>> Start

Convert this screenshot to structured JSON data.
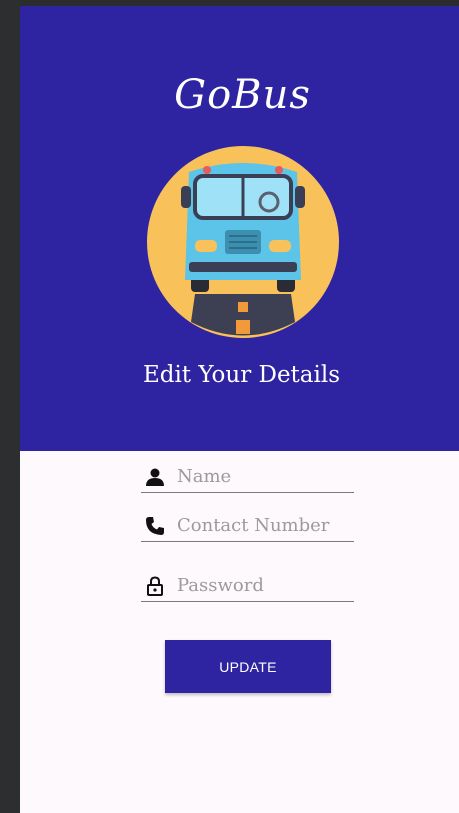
{
  "app": {
    "title": "GoBus",
    "subtitle": "Edit Your Details",
    "logo_icon": "bus-on-road-icon"
  },
  "form": {
    "name": {
      "placeholder": "Name",
      "value": "",
      "icon": "person-icon"
    },
    "contact": {
      "placeholder": "Contact Number",
      "value": "",
      "icon": "phone-icon"
    },
    "password": {
      "placeholder": "Password",
      "value": "",
      "icon": "lock-icon"
    },
    "update_label": "UPDATE"
  },
  "colors": {
    "primary": "#2e24a1",
    "background": "#fdf9fd",
    "logo_circle": "#f9c15a",
    "bus_body": "#5bc4e8"
  }
}
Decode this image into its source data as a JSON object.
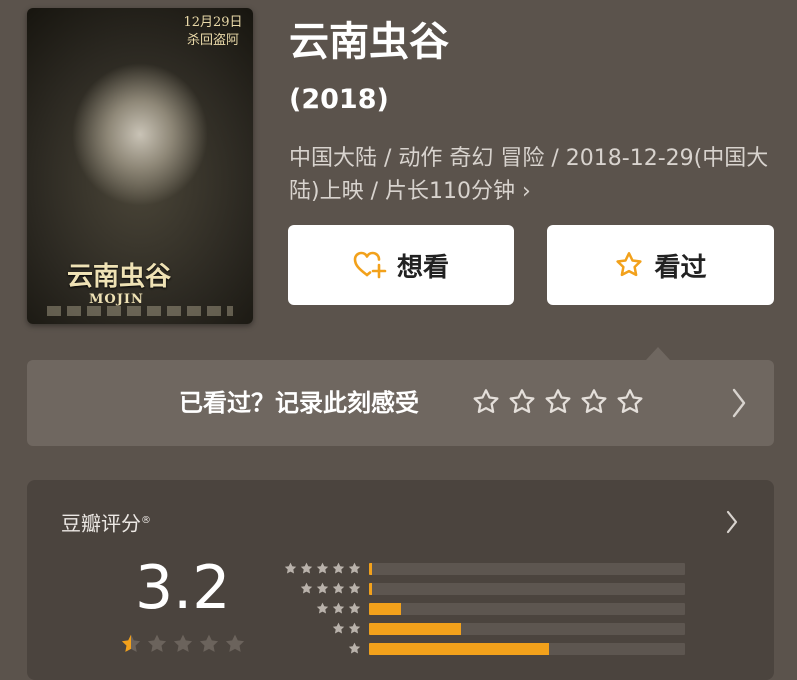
{
  "movie": {
    "title": "云南虫谷",
    "year": "(2018)",
    "meta": "中国大陆 / 动作 奇幻 冒险 / 2018-12-29(中国大陆)上映 / 片长110分钟 ›",
    "poster": {
      "date_line1": "12月29日",
      "date_line2": "杀回盗阿",
      "title": "云南虫谷",
      "subtitle": "MOJIN"
    }
  },
  "actions": {
    "want_label": "想看",
    "seen_label": "看过",
    "accent_color": "#f2a11b"
  },
  "rate_prompt": {
    "label": "已看过？记录此刻感受",
    "star_count": 5
  },
  "rating": {
    "label": "豆瓣评分",
    "registered_mark": "®",
    "score": "3.2",
    "distribution": [
      {
        "stars": 5,
        "fraction": 0.01
      },
      {
        "stars": 4,
        "fraction": 0.01
      },
      {
        "stars": 3,
        "fraction": 0.1
      },
      {
        "stars": 2,
        "fraction": 0.29
      },
      {
        "stars": 1,
        "fraction": 0.57
      }
    ]
  }
}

>> End

§ **Required work**
List all lines in the material containing the string "JSON".

§ **Output of the task**
Convert this screenshot to structured JSON data.
Decode this image into its source data as a JSON object.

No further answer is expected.